* _Exercise directions_: Pull every line containing "detached" from the entries.

________________________

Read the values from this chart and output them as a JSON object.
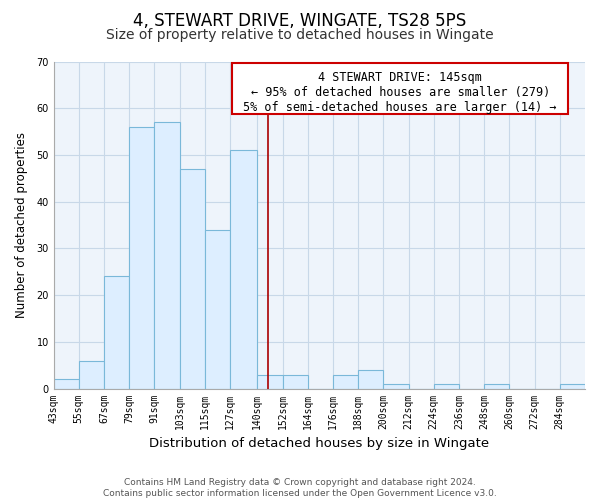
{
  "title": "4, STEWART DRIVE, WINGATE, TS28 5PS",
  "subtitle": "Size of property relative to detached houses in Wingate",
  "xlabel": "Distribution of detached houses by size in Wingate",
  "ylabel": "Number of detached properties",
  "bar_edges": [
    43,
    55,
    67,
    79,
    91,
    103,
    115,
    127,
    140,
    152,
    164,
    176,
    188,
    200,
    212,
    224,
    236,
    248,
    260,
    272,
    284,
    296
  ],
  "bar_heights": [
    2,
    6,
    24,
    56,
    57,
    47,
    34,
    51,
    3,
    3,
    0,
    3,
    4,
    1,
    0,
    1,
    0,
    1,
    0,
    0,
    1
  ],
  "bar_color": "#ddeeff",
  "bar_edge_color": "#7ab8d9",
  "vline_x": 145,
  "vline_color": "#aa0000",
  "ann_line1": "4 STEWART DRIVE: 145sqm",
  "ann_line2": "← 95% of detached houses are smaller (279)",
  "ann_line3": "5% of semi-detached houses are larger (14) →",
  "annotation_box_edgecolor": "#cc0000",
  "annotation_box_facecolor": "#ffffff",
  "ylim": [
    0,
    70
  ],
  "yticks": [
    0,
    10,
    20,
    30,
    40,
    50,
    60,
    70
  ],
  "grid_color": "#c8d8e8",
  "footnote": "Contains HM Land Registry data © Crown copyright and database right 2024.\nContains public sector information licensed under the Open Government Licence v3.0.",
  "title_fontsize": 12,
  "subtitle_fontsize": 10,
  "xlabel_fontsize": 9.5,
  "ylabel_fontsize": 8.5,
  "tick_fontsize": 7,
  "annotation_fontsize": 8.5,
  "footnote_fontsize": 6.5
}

________________________

* _The answer_:
  "subtitle": "Size of property relative to detached houses in Wingate",
  "xlabel": "Distribution of detached houses by size in Wingate",
  "ylabel": "Number of detached properties",
  "ann_line2": "← 95% of detached houses are smaller (279)",
  "ann_line3": "5% of semi-detached houses are larger (14) →",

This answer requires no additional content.